TO BE DONE:
Search the data below for the string "payment". Extract every line that contains it.

[Dataset items]
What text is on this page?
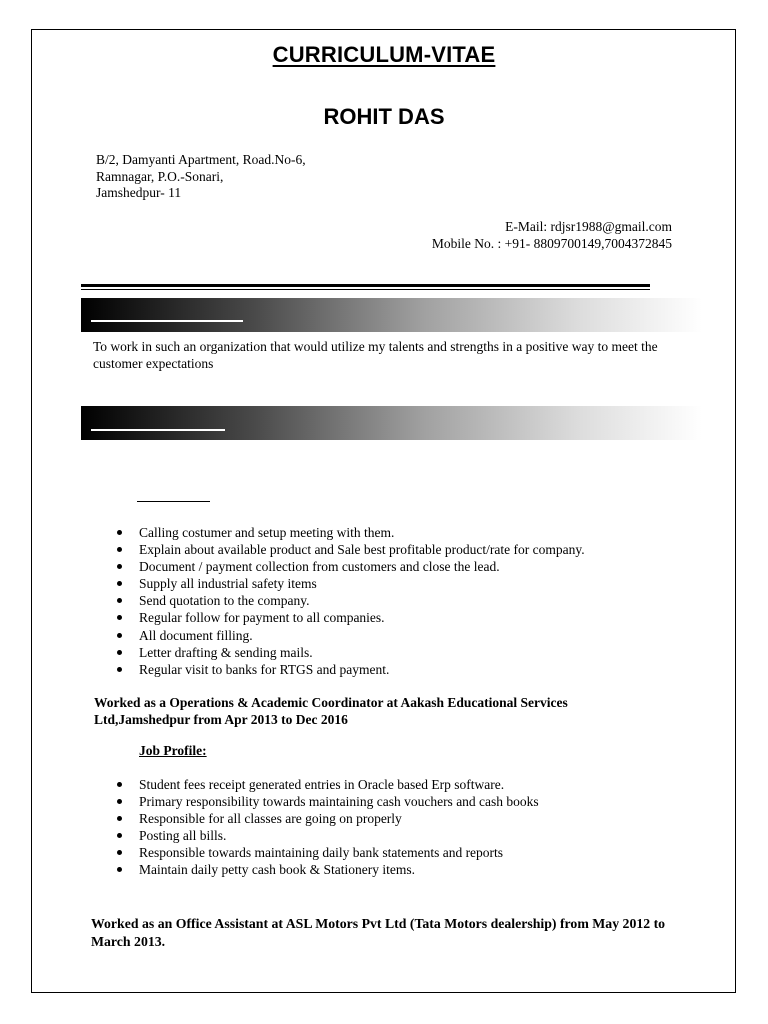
CURRICULUM-VITAE
ROHIT DAS
B/2, Damyanti Apartment, Road.No-6,
Ramnagar, P.O.-Sonari,
Jamshedpur- 11
E-Mail: rdjsr1988@gmail.com
Mobile No. : +91- 8809700149,7004372845
To work in such an organization that would utilize my talents and strengths in a positive way to meet the customer expectations
Calling costumer and setup meeting with them.
Explain about available product and Sale best profitable product/rate for company.
Document / payment collection from customers and close the lead.
Supply all industrial safety items
Send quotation to the company.
Regular follow for payment to all companies.
All document filling.
Letter drafting & sending mails.
Regular visit to banks for RTGS and payment.
Worked as a Operations & Academic Coordinator at Aakash Educational Services Ltd,Jamshedpur from Apr 2013 to Dec 2016
Job Profile:
Student fees receipt generated entries in Oracle based Erp software.
Primary responsibility towards maintaining cash vouchers and cash books
Responsible for all classes are going on properly
Posting all bills.
Responsible towards maintaining daily bank statements and reports
Maintain daily petty cash book & Stationery items.
Worked as an Office Assistant at ASL Motors Pvt Ltd (Tata Motors dealership) from May 2012 to March 2013.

RESULT OF THIS EXERCISE:
Document / payment collection from customers and close the lead.
Regular follow for payment to all companies.
Regular visit to banks for RTGS and payment.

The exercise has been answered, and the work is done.